(Alıştırma yönergesi)
Aşağıdaki kayıtların bütün satırlarını tek bir karakterini bile değiştirmeden olduğu gibi yazın.
•••••
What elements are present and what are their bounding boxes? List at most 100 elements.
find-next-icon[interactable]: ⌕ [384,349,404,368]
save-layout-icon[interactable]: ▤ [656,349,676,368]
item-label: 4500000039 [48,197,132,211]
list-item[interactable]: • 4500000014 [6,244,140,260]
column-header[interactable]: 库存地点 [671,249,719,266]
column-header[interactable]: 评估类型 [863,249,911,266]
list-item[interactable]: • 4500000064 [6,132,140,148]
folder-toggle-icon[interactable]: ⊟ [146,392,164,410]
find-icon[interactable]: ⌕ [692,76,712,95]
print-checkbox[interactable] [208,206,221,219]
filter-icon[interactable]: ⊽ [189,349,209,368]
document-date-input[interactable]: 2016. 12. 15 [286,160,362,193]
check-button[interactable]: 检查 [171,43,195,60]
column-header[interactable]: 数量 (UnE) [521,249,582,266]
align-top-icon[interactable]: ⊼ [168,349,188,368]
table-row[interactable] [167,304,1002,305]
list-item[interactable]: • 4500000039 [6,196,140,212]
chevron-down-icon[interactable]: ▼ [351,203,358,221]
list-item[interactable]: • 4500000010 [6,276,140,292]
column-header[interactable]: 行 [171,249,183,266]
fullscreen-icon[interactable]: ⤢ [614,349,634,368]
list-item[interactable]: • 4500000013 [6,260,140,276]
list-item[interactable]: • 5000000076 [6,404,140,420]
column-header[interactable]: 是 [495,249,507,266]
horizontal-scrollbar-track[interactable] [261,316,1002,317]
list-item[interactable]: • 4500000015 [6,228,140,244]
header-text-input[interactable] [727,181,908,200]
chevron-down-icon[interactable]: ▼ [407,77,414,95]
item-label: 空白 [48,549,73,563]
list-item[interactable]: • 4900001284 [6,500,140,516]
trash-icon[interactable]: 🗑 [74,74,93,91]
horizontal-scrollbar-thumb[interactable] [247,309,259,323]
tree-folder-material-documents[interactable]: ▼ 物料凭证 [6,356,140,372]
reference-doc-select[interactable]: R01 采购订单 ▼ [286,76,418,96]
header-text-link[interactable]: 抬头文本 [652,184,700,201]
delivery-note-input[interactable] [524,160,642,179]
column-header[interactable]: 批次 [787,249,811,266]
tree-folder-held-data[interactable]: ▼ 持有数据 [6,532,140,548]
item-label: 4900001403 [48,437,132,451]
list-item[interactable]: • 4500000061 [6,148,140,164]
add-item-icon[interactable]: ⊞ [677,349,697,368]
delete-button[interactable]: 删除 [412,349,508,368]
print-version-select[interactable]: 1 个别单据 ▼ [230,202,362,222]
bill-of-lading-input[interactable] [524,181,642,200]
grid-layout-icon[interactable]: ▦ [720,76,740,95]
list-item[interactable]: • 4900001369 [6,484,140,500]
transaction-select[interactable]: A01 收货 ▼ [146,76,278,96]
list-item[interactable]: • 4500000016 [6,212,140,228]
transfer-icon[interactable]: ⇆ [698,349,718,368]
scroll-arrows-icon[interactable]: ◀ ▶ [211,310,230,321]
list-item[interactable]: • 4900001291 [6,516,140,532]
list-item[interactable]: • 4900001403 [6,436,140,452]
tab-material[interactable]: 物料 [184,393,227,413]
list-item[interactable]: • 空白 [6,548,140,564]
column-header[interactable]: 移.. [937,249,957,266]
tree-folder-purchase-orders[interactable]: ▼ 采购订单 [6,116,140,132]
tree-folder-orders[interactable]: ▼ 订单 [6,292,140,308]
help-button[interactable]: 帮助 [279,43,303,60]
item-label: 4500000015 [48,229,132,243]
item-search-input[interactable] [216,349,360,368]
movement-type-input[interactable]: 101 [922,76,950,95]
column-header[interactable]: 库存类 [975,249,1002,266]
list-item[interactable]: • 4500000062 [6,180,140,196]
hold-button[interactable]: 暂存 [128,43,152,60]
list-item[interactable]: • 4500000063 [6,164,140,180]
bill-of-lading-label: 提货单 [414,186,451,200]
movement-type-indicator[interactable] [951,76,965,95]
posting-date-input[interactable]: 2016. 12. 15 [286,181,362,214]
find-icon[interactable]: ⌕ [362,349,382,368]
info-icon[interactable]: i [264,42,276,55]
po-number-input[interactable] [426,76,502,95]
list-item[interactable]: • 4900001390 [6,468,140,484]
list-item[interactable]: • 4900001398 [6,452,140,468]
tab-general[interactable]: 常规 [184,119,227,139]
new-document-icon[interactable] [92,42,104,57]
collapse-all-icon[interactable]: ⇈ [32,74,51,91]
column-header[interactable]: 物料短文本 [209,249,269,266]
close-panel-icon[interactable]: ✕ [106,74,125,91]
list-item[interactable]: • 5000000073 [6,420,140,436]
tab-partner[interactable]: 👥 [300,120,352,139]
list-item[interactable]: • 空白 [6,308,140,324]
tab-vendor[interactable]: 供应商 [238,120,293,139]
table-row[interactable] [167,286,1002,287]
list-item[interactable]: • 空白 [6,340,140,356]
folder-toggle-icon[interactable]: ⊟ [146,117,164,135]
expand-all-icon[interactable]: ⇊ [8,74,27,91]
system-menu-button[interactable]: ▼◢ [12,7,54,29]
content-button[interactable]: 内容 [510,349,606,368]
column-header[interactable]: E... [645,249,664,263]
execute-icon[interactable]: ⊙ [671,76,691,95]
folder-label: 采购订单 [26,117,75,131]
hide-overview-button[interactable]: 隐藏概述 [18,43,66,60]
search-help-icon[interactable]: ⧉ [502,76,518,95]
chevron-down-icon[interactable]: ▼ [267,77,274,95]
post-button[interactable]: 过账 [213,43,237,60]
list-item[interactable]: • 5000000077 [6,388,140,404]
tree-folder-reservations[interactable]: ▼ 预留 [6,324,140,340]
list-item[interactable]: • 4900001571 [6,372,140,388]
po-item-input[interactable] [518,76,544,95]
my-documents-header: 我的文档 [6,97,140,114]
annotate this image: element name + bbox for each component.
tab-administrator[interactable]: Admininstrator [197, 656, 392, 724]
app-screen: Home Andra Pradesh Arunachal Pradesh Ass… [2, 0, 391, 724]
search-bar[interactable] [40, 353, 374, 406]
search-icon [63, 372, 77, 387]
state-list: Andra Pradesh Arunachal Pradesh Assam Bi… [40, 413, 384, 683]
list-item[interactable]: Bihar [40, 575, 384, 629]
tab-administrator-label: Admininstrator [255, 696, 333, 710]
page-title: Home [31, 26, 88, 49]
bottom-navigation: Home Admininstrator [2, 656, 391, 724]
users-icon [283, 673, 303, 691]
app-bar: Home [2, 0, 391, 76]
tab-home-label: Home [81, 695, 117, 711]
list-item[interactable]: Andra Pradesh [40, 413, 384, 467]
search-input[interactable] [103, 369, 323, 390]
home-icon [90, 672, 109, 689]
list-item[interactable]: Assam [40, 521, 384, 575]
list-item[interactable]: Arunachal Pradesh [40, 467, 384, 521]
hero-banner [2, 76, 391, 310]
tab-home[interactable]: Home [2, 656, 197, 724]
•••••
(Alıştırma yanıtı)
What elements are present and what are their bounding boxes? List at most 100 elements.
find-next-icon[interactable]: ⌕ [384,349,404,368]
save-layout-icon[interactable]: ▤ [656,349,676,368]
item-label: 4500000039 [48,197,132,211]
list-item[interactable]: • 4500000014 [6,244,140,260]
column-header[interactable]: 库存地点 [671,249,719,266]
column-header[interactable]: 评估类型 [863,249,911,266]
list-item[interactable]: • 4500000064 [6,132,140,148]
folder-toggle-icon[interactable]: ⊟ [146,392,164,410]
find-icon[interactable]: ⌕ [692,76,712,95]
print-checkbox[interactable] [208,206,221,219]
filter-icon[interactable]: ⊽ [189,349,209,368]
document-date-input[interactable]: 2016. 12. 15 [286,160,362,193]
check-button[interactable]: 检查 [171,43,195,60]
column-header[interactable]: 数量 (UnE) [521,249,582,266]
align-top-icon[interactable]: ⊼ [168,349,188,368]
table-row[interactable] [167,304,1002,305]
list-item[interactable]: • 4500000039 [6,196,140,212]
chevron-down-icon[interactable]: ▼ [351,203,358,221]
list-item[interactable]: • 4500000010 [6,276,140,292]
column-header[interactable]: 行 [171,249,183,266]
fullscreen-icon[interactable]: ⤢ [614,349,634,368]
list-item[interactable]: • 4500000013 [6,260,140,276]
list-item[interactable]: • 5000000076 [6,404,140,420]
column-header[interactable]: 是 [495,249,507,266]
horizontal-scrollbar-track[interactable] [261,316,1002,317]
list-item[interactable]: • 4500000015 [6,228,140,244]
header-text-input[interactable] [727,181,908,200]
chevron-down-icon[interactable]: ▼ [407,77,414,95]
item-label: 空白 [48,549,73,563]
list-item[interactable]: • 4900001284 [6,500,140,516]
trash-icon[interactable]: 🗑 [74,74,93,91]
horizontal-scrollbar-thumb[interactable] [247,309,259,323]
tree-folder-material-documents[interactable]: ▼ 物料凭证 [6,356,140,372]
reference-doc-select[interactable]: R01 采购订单 ▼ [286,76,418,96]
header-text-link[interactable]: 抬头文本 [652,184,700,201]
delivery-note-input[interactable] [524,160,642,179]
column-header[interactable]: 批次 [787,249,811,266]
tree-folder-held-data[interactable]: ▼ 持有数据 [6,532,140,548]
item-label: 4900001403 [48,437,132,451]
list-item[interactable]: • 4500000061 [6,148,140,164]
add-item-icon[interactable]: ⊞ [677,349,697,368]
delete-button[interactable]: 删除 [412,349,508,368]
print-version-select[interactable]: 1 个别单据 ▼ [230,202,362,222]
bill-of-lading-input[interactable] [524,181,642,200]
grid-layout-icon[interactable]: ▦ [720,76,740,95]
list-item[interactable]: • 4900001369 [6,484,140,500]
transaction-select[interactable]: A01 收货 ▼ [146,76,278,96]
list-item[interactable]: • 4500000016 [6,212,140,228]
transfer-icon[interactable]: ⇆ [698,349,718,368]
scroll-arrows-icon[interactable]: ◀ ▶ [211,310,230,321]
list-item[interactable]: • 4900001291 [6,516,140,532]
list-item[interactable]: • 4900001403 [6,436,140,452]
tab-material[interactable]: 物料 [184,393,227,413]
list-item[interactable]: • 空白 [6,548,140,564]
column-header[interactable]: 移.. [937,249,957,266]
tree-folder-purchase-orders[interactable]: ▼ 采购订单 [6,116,140,132]
tree-folder-orders[interactable]: ▼ 订单 [6,292,140,308]
help-button[interactable]: 帮助 [279,43,303,60]
item-label: 4500000015 [48,229,132,243]
item-search-input[interactable] [216,349,360,368]
movement-type-input[interactable]: 101 [922,76,950,95]
column-header[interactable]: 库存类 [975,249,1002,266]
list-item[interactable]: • 4500000062 [6,180,140,196]
hold-button[interactable]: 暂存 [128,43,152,60]
list-item[interactable]: • 4500000063 [6,164,140,180]
bill-of-lading-label: 提货单 [414,186,451,200]
movement-type-indicator[interactable] [951,76,965,95]
posting-date-input[interactable]: 2016. 12. 15 [286,181,362,214]
find-icon[interactable]: ⌕ [362,349,382,368]
info-icon[interactable]: i [264,42,276,55]
po-number-input[interactable] [426,76,502,95]
list-item[interactable]: • 4900001390 [6,468,140,484]
list-item[interactable]: • 4900001398 [6,452,140,468]
tab-general[interactable]: 常规 [184,119,227,139]
new-document-icon[interactable] [92,42,104,57]
collapse-all-icon[interactable]: ⇈ [32,74,51,91]
column-header[interactable]: 物料短文本 [209,249,269,266]
close-panel-icon[interactable]: ✕ [106,74,125,91]
list-item[interactable]: • 5000000073 [6,420,140,436]
tab-partner[interactable]: 👥 [300,120,352,139]
list-item[interactable]: • 空白 [6,308,140,324]
tab-vendor[interactable]: 供应商 [238,120,293,139]
table-row[interactable] [167,286,1002,287]
list-item[interactable]: • 空白 [6,340,140,356]
folder-toggle-icon[interactable]: ⊟ [146,117,164,135]
expand-all-icon[interactable]: ⇊ [8,74,27,91]
system-menu-button[interactable]: ▼◢ [12,7,54,29]
content-button[interactable]: 内容 [510,349,606,368]
column-header[interactable]: E... [645,249,664,263]
execute-icon[interactable]: ⊙ [671,76,691,95]
folder-label: 采购订单 [26,117,75,131]
hide-overview-button[interactable]: 隐藏概述 [18,43,66,60]
search-help-icon[interactable]: ⧉ [502,76,518,95]
chevron-down-icon[interactable]: ▼ [267,77,274,95]
post-button[interactable]: 过账 [213,43,237,60]
list-item[interactable]: • 5000000077 [6,388,140,404]
tree-folder-reservations[interactable]: ▼ 预留 [6,324,140,340]
list-item[interactable]: • 4900001571 [6,372,140,388]
po-item-input[interactable] [518,76,544,95]
my-documents-header: 我的文档 [6,97,140,114]
annotate this image: element name + bbox for each component.
tab-administrator[interactable]: Admininstrator [197, 656, 392, 724]
app-screen: Home Andra Pradesh Arunachal Pradesh Ass… [2, 0, 391, 724]
search-bar[interactable] [40, 353, 374, 406]
search-icon [63, 372, 77, 387]
state-list: Andra Pradesh Arunachal Pradesh Assam Bi… [40, 413, 384, 683]
list-item[interactable]: Bihar [40, 575, 384, 629]
tab-administrator-label: Admininstrator [255, 696, 333, 710]
page-title: Home [31, 26, 88, 49]
bottom-navigation: Home Admininstrator [2, 656, 391, 724]
users-icon [283, 673, 303, 691]
app-bar: Home [2, 0, 391, 76]
tab-home-label: Home [81, 695, 117, 711]
list-item[interactable]: Andra Pradesh [40, 413, 384, 467]
search-input[interactable] [103, 369, 323, 390]
home-icon [90, 672, 109, 689]
list-item[interactable]: Assam [40, 521, 384, 575]
list-item[interactable]: Arunachal Pradesh [40, 467, 384, 521]
hero-banner [2, 76, 391, 310]
tab-home[interactable]: Home [2, 656, 197, 724]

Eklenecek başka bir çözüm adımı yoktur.